-- START --

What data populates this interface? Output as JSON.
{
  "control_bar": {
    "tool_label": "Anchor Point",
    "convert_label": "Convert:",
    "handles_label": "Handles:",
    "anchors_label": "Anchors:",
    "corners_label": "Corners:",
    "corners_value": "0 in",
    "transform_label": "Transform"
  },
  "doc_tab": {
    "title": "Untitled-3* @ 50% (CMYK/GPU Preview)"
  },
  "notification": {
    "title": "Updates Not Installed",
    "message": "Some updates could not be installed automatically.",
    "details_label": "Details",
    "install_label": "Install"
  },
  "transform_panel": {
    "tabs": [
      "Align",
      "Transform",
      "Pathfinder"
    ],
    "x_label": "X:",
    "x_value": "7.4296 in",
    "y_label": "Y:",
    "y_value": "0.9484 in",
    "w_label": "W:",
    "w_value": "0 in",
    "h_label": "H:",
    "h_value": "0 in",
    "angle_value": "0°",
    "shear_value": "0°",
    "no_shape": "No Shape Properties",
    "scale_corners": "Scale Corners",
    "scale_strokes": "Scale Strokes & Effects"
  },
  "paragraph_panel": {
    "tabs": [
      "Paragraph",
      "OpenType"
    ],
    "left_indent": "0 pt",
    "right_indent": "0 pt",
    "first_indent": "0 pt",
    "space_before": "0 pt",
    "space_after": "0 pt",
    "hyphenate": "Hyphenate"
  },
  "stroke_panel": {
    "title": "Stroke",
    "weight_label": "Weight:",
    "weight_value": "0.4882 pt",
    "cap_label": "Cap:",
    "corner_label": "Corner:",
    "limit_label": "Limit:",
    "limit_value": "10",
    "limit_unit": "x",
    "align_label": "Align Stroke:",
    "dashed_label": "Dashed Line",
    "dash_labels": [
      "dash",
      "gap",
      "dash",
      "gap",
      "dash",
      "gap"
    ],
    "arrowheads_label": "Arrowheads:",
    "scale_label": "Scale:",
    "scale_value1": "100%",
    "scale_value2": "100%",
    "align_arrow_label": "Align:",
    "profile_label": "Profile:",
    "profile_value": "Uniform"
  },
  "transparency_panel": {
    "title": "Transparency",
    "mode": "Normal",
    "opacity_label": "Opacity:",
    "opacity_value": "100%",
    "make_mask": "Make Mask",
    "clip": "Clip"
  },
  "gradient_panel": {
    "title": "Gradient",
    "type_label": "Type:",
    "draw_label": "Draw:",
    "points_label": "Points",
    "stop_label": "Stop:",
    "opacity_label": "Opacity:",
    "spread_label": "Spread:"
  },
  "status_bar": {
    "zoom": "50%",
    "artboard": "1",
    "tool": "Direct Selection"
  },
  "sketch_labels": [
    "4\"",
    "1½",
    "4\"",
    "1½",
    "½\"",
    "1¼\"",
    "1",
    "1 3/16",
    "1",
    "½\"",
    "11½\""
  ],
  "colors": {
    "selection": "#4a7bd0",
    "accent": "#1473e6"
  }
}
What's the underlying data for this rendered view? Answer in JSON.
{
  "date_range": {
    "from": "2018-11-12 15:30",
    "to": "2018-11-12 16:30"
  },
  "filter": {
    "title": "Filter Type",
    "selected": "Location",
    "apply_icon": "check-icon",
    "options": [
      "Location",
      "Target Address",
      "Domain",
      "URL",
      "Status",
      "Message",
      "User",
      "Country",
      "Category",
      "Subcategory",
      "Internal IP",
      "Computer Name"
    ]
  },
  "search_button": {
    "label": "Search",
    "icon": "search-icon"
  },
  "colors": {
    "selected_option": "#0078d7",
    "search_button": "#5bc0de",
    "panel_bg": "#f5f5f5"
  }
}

-- END --

Your objective
Restate the listing in full, word for word.

Task solution
What data populates this interface? Output as JSON.
{
  "control_bar": {
    "tool_label": "Anchor Point",
    "convert_label": "Convert:",
    "handles_label": "Handles:",
    "anchors_label": "Anchors:",
    "corners_label": "Corners:",
    "corners_value": "0 in",
    "transform_label": "Transform"
  },
  "doc_tab": {
    "title": "Untitled-3* @ 50% (CMYK/GPU Preview)"
  },
  "notification": {
    "title": "Updates Not Installed",
    "message": "Some updates could not be installed automatically.",
    "details_label": "Details",
    "install_label": "Install"
  },
  "transform_panel": {
    "tabs": [
      "Align",
      "Transform",
      "Pathfinder"
    ],
    "x_label": "X:",
    "x_value": "7.4296 in",
    "y_label": "Y:",
    "y_value": "0.9484 in",
    "w_label": "W:",
    "w_value": "0 in",
    "h_label": "H:",
    "h_value": "0 in",
    "angle_value": "0°",
    "shear_value": "0°",
    "no_shape": "No Shape Properties",
    "scale_corners": "Scale Corners",
    "scale_strokes": "Scale Strokes & Effects"
  },
  "paragraph_panel": {
    "tabs": [
      "Paragraph",
      "OpenType"
    ],
    "left_indent": "0 pt",
    "right_indent": "0 pt",
    "first_indent": "0 pt",
    "space_before": "0 pt",
    "space_after": "0 pt",
    "hyphenate": "Hyphenate"
  },
  "stroke_panel": {
    "title": "Stroke",
    "weight_label": "Weight:",
    "weight_value": "0.4882 pt",
    "cap_label": "Cap:",
    "corner_label": "Corner:",
    "limit_label": "Limit:",
    "limit_value": "10",
    "limit_unit": "x",
    "align_label": "Align Stroke:",
    "dashed_label": "Dashed Line",
    "dash_labels": [
      "dash",
      "gap",
      "dash",
      "gap",
      "dash",
      "gap"
    ],
    "arrowheads_label": "Arrowheads:",
    "scale_label": "Scale:",
    "scale_value1": "100%",
    "scale_value2": "100%",
    "align_arrow_label": "Align:",
    "profile_label": "Profile:",
    "profile_value": "Uniform"
  },
  "transparency_panel": {
    "title": "Transparency",
    "mode": "Normal",
    "opacity_label": "Opacity:",
    "opacity_value": "100%",
    "make_mask": "Make Mask",
    "clip": "Clip"
  },
  "gradient_panel": {
    "title": "Gradient",
    "type_label": "Type:",
    "draw_label": "Draw:",
    "points_label": "Points",
    "stop_label": "Stop:",
    "opacity_label": "Opacity:",
    "spread_label": "Spread:"
  },
  "status_bar": {
    "zoom": "50%",
    "artboard": "1",
    "tool": "Direct Selection"
  },
  "sketch_labels": [
    "4\"",
    "1½",
    "4\"",
    "1½",
    "½\"",
    "1¼\"",
    "1",
    "1 3/16",
    "1",
    "½\"",
    "11½\""
  ],
  "colors": {
    "selection": "#4a7bd0",
    "accent": "#1473e6"
  }
}
What's the underlying data for this rendered view? Answer in JSON.
{
  "date_range": {
    "from": "2018-11-12 15:30",
    "to": "2018-11-12 16:30"
  },
  "filter": {
    "title": "Filter Type",
    "selected": "Location",
    "apply_icon": "check-icon",
    "options": [
      "Location",
      "Target Address",
      "Domain",
      "URL",
      "Status",
      "Message",
      "User",
      "Country",
      "Category",
      "Subcategory",
      "Internal IP",
      "Computer Name"
    ]
  },
  "search_button": {
    "label": "Search",
    "icon": "search-icon"
  },
  "colors": {
    "selected_option": "#0078d7",
    "search_button": "#5bc0de",
    "panel_bg": "#f5f5f5"
  }
}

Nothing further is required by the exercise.